Excerpt to read »
==========

STRIDE Threat Model

Overview¶

CodeGraph includes an automated STRIDE threat model generator that builds threat models directly from the Code Property Graph (CPG). Instead of manually drawing data flow diagrams and enumerating threats in spreadsheets, CodeGraph extracts DFD components, data flows, and trust boundaries from the parsed codebase, then classifies threats using the STRIDE methodology with 43 CWE-to-STRIDE mappings.

The feature produces structured output in multiple formats (JSON, Markdown, GOST, SARIF 2.1.0, Mermaid DFD) and supports incremental updates so that the threat model stays current as code evolves.

Key capabilities:

Automatic DFD extraction from CPG entry points, call graph, taint sources/sinks
Five trust boundary types detected via heuristic pattern matching
43 CWEs mapped to 6 STRIDE categories (MITRE Top 25 + OWASP Top 10)
18 standard mitigations plus 14 CWE-specific recommendations
GOST R 56939-2024 process 5.7 compliance (artifacts 5.7.3.1 through 5.7.3.7)
Incremental delta computation between model versions
Bilingual export (English and Russian)

Source files: src/security/threat_model/

File	Purpose
`models.py`	Data models: `ThreatModel`, `STRIDEThreat`, `DataComponent`, `DataFlow`, `TrustBoundary`, `ThreatModelDelta`
`dfd_builder.py`	Extracts DFD from CPG tables (`nodes_method`, `edges_call`)
`trust_boundary.py`	Detects 5 trust boundary types from entry point categories
`stride_classifier.py`	Maps CWE findings and CPG patterns to STRIDE categories
`mitigation.py`	Recommends countermeasures per STRIDE category and CWE
`exporter.py`	Exports to JSON, Markdown (EN/RU), GOST, SARIF 2.1.0, Mermaid DFD
`incremental.py`	Computes delta between old and new models

STRIDE Methodology¶

STRIDE is a threat classification framework developed by Microsoft. Each letter represents a category of threat:

Category	Enum Value	Description	Security Property Violated
Spoofing	`spoofing`	Impersonating a user, system, or component	Authentication
Tampering	`tampering`	Unauthorized modification of data or code	Integrity
Repudiation	`repudiation`	Denying an action without proof otherwise	Non-repudiation
Information Disclosure	`info_disclosure`	Exposing data to unauthorized parties	Confidentiality
Denial of Service	`dos`	Degrading or denying availability	Availability
Elevation of Privilege	`elevation`	Gaining unauthorized access or capabilities	Authorization

CodeGraph maps 43 CWEs to these 6 categories. Some CWEs map to multiple categories (e.g., CWE-79 maps to both Tampering and Information Disclosure). The full mapping is defined in CWE_TO_STRIDE inside stride_classifier.py.

==========

Data provided »
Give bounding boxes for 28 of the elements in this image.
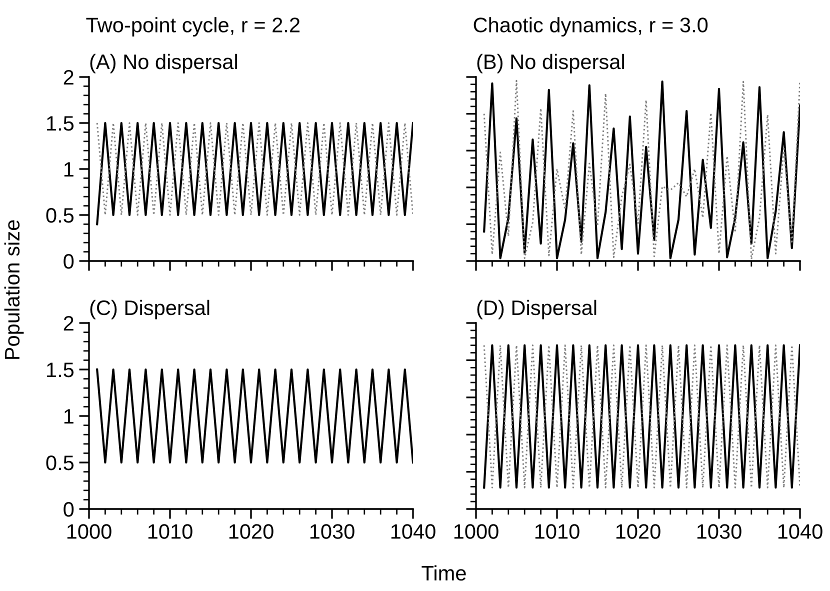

==========

Request 1 » From the STRIDE threat model page, pull out the passage that opens with the words containing "The feature produces" and closes with "OWASP Top 10)".
Request 2 »
Answer these from the STRIDE threat model page:
(a) How many CWEs does CodeGraph map to STRIDE categories?
(b) Which source file computes the delta between old and new models?
(c) Which security property does the Repudiation category violate?
Request 3 » List every security property that the STRIDE threat model page names as violated by a STRIDE category.

Full response 1 »
The feature produces structured output in multiple formats (JSON, Markdown, GOST, SARIF 2.1.0, Mermaid DFD) and supports incremental updates so that the threat model stays current as code evolves.

Key capabilities:

Automatic DFD extraction from CPG entry points, call graph, taint sources/sinks
Five trust boundary types detected via heuristic pattern matching
43 CWEs mapped to 6 STRIDE categories (MITRE Top 25 + OWASP Top 10)

Full response 2 »
(a) 43
(b) `incremental.py`
(c) Non-repudiation

Full response 3 » Authentication, Integrity, Non-repudiation, Confidentiality, Availability, Authorization